» Given instruction: All of the records listed below should be retyped exactly.

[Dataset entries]
+ + + + +

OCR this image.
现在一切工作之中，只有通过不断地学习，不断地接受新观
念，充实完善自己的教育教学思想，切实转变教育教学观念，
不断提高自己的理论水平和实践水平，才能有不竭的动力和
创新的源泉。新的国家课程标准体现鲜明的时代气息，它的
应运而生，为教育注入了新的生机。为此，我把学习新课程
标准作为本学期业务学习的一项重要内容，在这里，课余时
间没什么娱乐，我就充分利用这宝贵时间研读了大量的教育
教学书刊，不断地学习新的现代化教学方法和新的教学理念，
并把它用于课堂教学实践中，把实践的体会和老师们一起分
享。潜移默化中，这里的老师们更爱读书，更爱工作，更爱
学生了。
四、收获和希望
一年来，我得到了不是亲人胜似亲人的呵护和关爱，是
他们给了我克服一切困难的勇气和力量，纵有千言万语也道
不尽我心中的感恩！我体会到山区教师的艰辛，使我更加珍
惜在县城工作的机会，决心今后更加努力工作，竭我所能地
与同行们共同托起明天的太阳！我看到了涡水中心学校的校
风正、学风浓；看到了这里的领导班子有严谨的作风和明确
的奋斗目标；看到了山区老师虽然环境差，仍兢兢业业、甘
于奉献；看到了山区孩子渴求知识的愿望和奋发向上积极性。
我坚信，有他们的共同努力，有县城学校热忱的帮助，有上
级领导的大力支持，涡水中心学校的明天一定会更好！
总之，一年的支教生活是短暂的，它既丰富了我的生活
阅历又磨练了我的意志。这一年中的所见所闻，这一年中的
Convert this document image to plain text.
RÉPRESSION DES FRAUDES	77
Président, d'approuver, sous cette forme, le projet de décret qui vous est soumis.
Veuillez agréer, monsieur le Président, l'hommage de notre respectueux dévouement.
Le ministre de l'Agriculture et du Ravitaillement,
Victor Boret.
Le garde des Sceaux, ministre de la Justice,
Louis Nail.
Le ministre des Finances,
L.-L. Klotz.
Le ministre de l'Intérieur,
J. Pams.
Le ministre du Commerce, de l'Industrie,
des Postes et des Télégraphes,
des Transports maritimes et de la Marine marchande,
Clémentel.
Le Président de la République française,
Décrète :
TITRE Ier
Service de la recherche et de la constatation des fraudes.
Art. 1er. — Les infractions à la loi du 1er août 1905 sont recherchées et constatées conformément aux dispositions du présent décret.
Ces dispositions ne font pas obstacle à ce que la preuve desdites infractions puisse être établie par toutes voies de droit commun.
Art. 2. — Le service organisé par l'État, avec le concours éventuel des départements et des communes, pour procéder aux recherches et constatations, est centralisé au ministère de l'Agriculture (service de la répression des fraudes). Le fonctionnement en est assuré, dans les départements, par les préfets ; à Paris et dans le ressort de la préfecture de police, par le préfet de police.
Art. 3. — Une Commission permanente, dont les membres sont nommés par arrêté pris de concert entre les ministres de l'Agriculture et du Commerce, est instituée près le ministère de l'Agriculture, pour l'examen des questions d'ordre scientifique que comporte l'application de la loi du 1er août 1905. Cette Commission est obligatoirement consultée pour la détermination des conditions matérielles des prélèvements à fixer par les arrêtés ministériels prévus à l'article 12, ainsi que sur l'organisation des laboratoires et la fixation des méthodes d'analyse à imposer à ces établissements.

+ + + + +

» Result of this task:
OCR this image.
现在一切工作之中，只有通过不断地学习，不断地接受新观
念，充实完善自己的教育教学思想，切实转变教育教学观念，
不断提高自己的理论水平和实践水平，才能有不竭的动力和
创新的源泉。新的国家课程标准体现鲜明的时代气息，它的
应运而生，为教育注入了新的生机。为此，我把学习新课程
标准作为本学期业务学习的一项重要内容，在这里，课余时
间没什么娱乐，我就充分利用这宝贵时间研读了大量的教育
教学书刊，不断地学习新的现代化教学方法和新的教学理念，
并把它用于课堂教学实践中，把实践的体会和老师们一起分
享。潜移默化中，这里的老师们更爱读书，更爱工作，更爱
学生了。
四、收获和希望
一年来，我得到了不是亲人胜似亲人的呵护和关爱，是
他们给了我克服一切困难的勇气和力量，纵有千言万语也道
不尽我心中的感恩！我体会到山区教师的艰辛，使我更加珍
惜在县城工作的机会，决心今后更加努力工作，竭我所能地
与同行们共同托起明天的太阳！我看到了涡水中心学校的校
风正、学风浓；看到了这里的领导班子有严谨的作风和明确
的奋斗目标；看到了山区老师虽然环境差，仍兢兢业业、甘
于奉献；看到了山区孩子渴求知识的愿望和奋发向上积极性。
我坚信，有他们的共同努力，有县城学校热忱的帮助，有上
级领导的大力支持，涡水中心学校的明天一定会更好！
总之，一年的支教生活是短暂的，它既丰富了我的生活
阅历又磨练了我的意志。这一年中的所见所闻，这一年中的
Convert this document image to plain text.
RÉPRESSION DES FRAUDES	77
Président, d'approuver, sous cette forme, le projet de décret qui vous est soumis.
Veuillez agréer, monsieur le Président, l'hommage de notre respectueux dévouement.
Le ministre de l'Agriculture et du Ravitaillement,
Victor Boret.
Le garde des Sceaux, ministre de la Justice,
Louis Nail.
Le ministre des Finances,
L.-L. Klotz.
Le ministre de l'Intérieur,
J. Pams.
Le ministre du Commerce, de l'Industrie,
des Postes et des Télégraphes,
des Transports maritimes et de la Marine marchande,
Clémentel.
Le Président de la République française,
Décrète :
TITRE Ier
Service de la recherche et de la constatation des fraudes.
Art. 1er. — Les infractions à la loi du 1er août 1905 sont recherchées et constatées conformément aux dispositions du présent décret.
Ces dispositions ne font pas obstacle à ce que la preuve desdites infractions puisse être établie par toutes voies de droit commun.
Art. 2. — Le service organisé par l'État, avec le concours éventuel des départements et des communes, pour procéder aux recherches et constatations, est centralisé au ministère de l'Agriculture (service de la répression des fraudes). Le fonctionnement en est assuré, dans les départements, par les préfets ; à Paris et dans le ressort de la préfecture de police, par le préfet de police.
Art. 3. — Une Commission permanente, dont les membres sont nommés par arrêté pris de concert entre les ministres de l'Agriculture et du Commerce, est instituée près le ministère de l'Agriculture, pour l'examen des questions d'ordre scientifique que comporte l'application de la loi du 1er août 1905. Cette Commission est obligatoirement consultée pour la détermination des conditions matérielles des prélèvements à fixer par les arrêtés ministériels prévus à l'article 12, ainsi que sur l'organisation des laboratoires et la fixation des méthodes d'analyse à imposer à ces établissements.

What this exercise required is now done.